Give the material again in full, matching it exactly.

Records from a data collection
◆ ◆ ◆ ◆ ◆ ◆ ◆
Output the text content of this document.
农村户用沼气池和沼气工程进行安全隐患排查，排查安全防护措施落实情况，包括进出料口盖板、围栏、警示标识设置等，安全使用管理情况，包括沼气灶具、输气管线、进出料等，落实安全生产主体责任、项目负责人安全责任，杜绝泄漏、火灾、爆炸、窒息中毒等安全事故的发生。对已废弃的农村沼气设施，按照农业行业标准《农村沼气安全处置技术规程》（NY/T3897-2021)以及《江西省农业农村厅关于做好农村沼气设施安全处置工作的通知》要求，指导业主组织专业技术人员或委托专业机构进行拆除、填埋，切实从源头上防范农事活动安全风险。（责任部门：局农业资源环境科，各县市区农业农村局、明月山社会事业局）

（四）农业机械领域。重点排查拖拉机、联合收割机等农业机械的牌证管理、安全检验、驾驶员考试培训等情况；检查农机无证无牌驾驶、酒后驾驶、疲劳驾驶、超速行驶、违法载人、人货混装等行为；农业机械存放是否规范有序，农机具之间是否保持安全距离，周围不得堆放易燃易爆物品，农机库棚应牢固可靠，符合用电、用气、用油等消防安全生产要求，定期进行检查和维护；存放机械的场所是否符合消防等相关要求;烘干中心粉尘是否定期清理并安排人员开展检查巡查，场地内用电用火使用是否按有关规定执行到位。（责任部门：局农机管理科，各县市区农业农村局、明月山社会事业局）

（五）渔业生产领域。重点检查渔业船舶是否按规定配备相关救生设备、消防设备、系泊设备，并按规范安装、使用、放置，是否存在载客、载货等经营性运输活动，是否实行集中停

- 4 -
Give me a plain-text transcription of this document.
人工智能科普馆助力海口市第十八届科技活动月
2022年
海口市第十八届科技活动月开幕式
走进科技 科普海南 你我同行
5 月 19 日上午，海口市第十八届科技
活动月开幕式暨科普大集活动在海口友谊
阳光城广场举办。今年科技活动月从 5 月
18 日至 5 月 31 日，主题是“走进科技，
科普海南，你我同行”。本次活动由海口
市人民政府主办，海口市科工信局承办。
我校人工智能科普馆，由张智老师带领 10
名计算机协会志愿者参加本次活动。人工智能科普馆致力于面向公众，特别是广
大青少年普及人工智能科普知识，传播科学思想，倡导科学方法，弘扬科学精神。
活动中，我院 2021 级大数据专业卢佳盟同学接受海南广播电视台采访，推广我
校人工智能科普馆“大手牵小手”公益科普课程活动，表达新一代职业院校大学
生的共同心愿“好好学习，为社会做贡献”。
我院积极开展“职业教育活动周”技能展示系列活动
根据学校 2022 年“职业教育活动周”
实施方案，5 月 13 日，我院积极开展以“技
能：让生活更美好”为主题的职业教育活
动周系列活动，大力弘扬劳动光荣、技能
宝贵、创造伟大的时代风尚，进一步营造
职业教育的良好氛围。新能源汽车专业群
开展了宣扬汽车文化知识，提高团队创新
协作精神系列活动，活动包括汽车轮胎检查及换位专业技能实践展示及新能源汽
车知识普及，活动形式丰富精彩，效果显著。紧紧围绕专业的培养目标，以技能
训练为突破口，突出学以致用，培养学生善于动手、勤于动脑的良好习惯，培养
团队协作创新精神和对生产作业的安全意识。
◆ ◆ ◆ ◆ ◆ ◆ ◆
CORRECT OUTPUT:
Output the text content of this document.
农村户用沼气池和沼气工程进行安全隐患排查，排查安全防护措施落实情况，包括进出料口盖板、围栏、警示标识设置等，安全使用管理情况，包括沼气灶具、输气管线、进出料等，落实安全生产主体责任、项目负责人安全责任，杜绝泄漏、火灾、爆炸、窒息中毒等安全事故的发生。对已废弃的农村沼气设施，按照农业行业标准《农村沼气安全处置技术规程》（NY/T3897-2021)以及《江西省农业农村厅关于做好农村沼气设施安全处置工作的通知》要求，指导业主组织专业技术人员或委托专业机构进行拆除、填埋，切实从源头上防范农事活动安全风险。（责任部门：局农业资源环境科，各县市区农业农村局、明月山社会事业局）

（四）农业机械领域。重点排查拖拉机、联合收割机等农业机械的牌证管理、安全检验、驾驶员考试培训等情况；检查农机无证无牌驾驶、酒后驾驶、疲劳驾驶、超速行驶、违法载人、人货混装等行为；农业机械存放是否规范有序，农机具之间是否保持安全距离，周围不得堆放易燃易爆物品，农机库棚应牢固可靠，符合用电、用气、用油等消防安全生产要求，定期进行检查和维护；存放机械的场所是否符合消防等相关要求;烘干中心粉尘是否定期清理并安排人员开展检查巡查，场地内用电用火使用是否按有关规定执行到位。（责任部门：局农机管理科，各县市区农业农村局、明月山社会事业局）

（五）渔业生产领域。重点检查渔业船舶是否按规定配备相关救生设备、消防设备、系泊设备，并按规范安装、使用、放置，是否存在载客、载货等经营性运输活动，是否实行集中停

- 4 -
Give me a plain-text transcription of this document.
人工智能科普馆助力海口市第十八届科技活动月
2022年
海口市第十八届科技活动月开幕式
走进科技 科普海南 你我同行
5 月 19 日上午，海口市第十八届科技
活动月开幕式暨科普大集活动在海口友谊
阳光城广场举办。今年科技活动月从 5 月
18 日至 5 月 31 日，主题是“走进科技，
科普海南，你我同行”。本次活动由海口
市人民政府主办，海口市科工信局承办。
我校人工智能科普馆，由张智老师带领 10
名计算机协会志愿者参加本次活动。人工智能科普馆致力于面向公众，特别是广
大青少年普及人工智能科普知识，传播科学思想，倡导科学方法，弘扬科学精神。
活动中，我院 2021 级大数据专业卢佳盟同学接受海南广播电视台采访，推广我
校人工智能科普馆“大手牵小手”公益科普课程活动，表达新一代职业院校大学
生的共同心愿“好好学习，为社会做贡献”。
我院积极开展“职业教育活动周”技能展示系列活动
根据学校 2022 年“职业教育活动周”
实施方案，5 月 13 日，我院积极开展以“技
能：让生活更美好”为主题的职业教育活
动周系列活动，大力弘扬劳动光荣、技能
宝贵、创造伟大的时代风尚，进一步营造
职业教育的良好氛围。新能源汽车专业群
开展了宣扬汽车文化知识，提高团队创新
协作精神系列活动，活动包括汽车轮胎检查及换位专业技能实践展示及新能源汽
车知识普及，活动形式丰富精彩，效果显著。紧紧围绕专业的培养目标，以技能
训练为突破口，突出学以致用，培养学生善于动手、勤于动脑的良好习惯，培养
团队协作创新精神和对生产作业的安全意识。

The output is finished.